25 Years – The Chain is a box set by British-American rock band Fleetwood Mac originally released on 24 November 1992. The set contains four CDs, covering the history of the band from its formation in 1967 to 1992. The set features several previously unreleased studio tracks, new mixes, live recordings, and a slightly different mix of their international hit single "Tusk".

The extended version of Stevie Nicks' "Gypsy" was also included for the first time on a commercial release, and this collection also marked the first time Nicks' "Silver Springs" had appeared on a full-length Fleetwood Mac album. "Silver Springs" was originally intended for inclusion on the international multi-million selling album Rumours, however, it was removed from the track listing at the last minute. Up until its inclusion on The Chain, the only other appearance of "Silver Springs" was on the B-side of "Go Your Own Way". Mick Fleetwood turned down Nicks' request to include "Silver Springs" on her retrospective compilation Timespace: The Best of Stevie Nicks as he had already selected the song for the box set, 25 Years – The Chain. The disagreement was ultimately resolved and the song itself was eventually released as a single five years later in 1997, taken from the live album The Dance.

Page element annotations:
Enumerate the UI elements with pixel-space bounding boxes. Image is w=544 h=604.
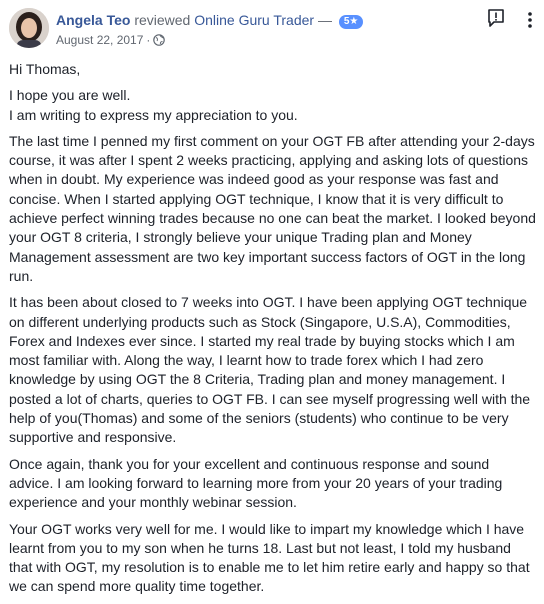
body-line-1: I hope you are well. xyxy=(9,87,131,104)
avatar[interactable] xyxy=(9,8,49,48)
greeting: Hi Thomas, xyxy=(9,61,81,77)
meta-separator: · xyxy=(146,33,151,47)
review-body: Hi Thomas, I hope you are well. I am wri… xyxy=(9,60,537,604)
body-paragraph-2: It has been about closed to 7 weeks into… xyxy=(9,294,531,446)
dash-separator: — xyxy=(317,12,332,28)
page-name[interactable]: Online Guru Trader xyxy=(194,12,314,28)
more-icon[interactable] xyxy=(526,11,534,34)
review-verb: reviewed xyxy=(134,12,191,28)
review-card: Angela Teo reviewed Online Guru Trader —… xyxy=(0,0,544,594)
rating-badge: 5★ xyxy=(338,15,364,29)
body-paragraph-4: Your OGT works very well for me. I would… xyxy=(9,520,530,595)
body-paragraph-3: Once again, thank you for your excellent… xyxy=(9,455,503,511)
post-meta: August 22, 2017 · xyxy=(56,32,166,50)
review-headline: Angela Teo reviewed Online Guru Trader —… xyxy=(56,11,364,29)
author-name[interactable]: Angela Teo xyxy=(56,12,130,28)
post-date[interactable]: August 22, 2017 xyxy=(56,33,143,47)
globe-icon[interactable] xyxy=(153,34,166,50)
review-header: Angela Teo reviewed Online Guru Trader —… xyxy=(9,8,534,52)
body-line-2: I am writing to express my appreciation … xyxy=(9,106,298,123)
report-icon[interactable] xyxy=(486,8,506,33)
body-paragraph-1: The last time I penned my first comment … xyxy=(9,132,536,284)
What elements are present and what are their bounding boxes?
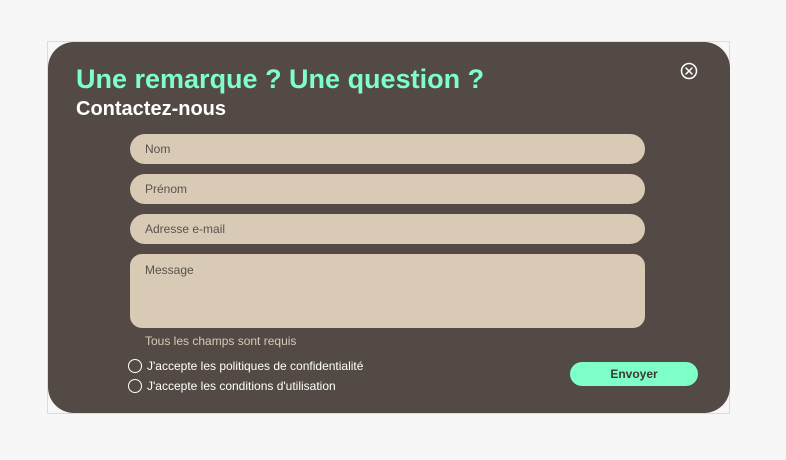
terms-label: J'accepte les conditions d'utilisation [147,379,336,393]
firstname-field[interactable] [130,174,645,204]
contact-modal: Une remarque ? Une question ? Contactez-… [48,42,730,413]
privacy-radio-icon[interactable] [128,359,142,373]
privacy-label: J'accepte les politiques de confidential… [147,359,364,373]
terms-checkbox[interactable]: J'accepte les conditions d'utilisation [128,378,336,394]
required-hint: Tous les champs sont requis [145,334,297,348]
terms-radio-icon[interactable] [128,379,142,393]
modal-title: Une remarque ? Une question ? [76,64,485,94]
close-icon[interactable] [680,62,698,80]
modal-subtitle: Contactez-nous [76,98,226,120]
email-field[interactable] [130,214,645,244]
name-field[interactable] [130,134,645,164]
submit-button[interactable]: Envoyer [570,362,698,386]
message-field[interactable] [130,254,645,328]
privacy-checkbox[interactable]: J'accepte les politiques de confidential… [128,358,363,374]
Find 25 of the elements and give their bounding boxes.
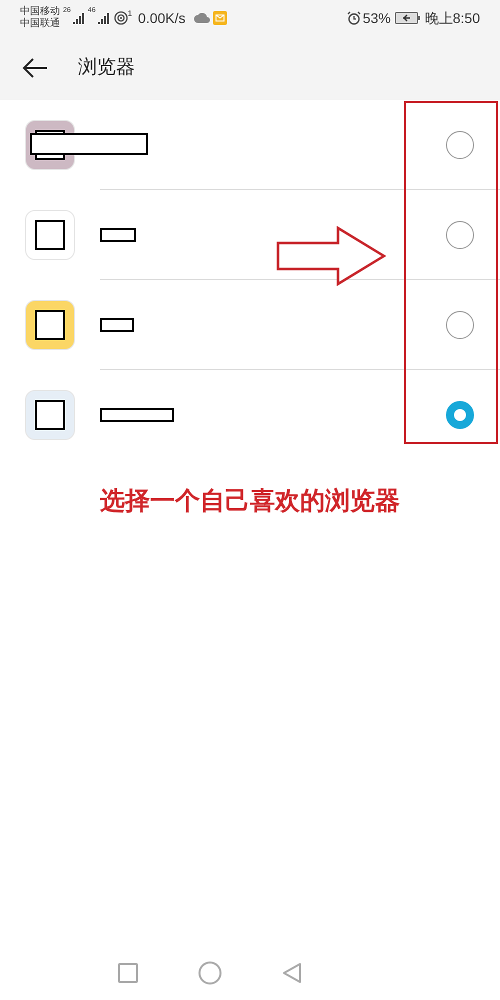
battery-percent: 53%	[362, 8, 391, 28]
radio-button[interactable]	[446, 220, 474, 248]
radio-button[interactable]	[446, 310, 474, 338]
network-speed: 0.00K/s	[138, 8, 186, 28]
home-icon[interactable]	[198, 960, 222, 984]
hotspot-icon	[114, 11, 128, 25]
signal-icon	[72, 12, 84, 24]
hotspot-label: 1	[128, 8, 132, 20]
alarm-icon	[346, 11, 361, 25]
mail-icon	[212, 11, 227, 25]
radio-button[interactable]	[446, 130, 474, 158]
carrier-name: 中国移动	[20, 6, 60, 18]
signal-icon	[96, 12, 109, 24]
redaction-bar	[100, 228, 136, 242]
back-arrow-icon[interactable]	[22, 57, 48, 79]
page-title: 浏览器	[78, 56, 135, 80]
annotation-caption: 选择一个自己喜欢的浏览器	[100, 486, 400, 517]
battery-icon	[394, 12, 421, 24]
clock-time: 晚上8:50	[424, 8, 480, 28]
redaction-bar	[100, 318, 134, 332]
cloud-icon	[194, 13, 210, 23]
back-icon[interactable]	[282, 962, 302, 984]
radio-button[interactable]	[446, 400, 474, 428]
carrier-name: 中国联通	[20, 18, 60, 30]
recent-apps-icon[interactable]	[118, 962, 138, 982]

(Problem to work on) In the text about the Fleetwood Mac box set, what was the only place "Silver Springs" had appeared before its inclusion on The Chain? The data is not needed here.

(Answer to the task) On the B-side of "Go Your Own Way".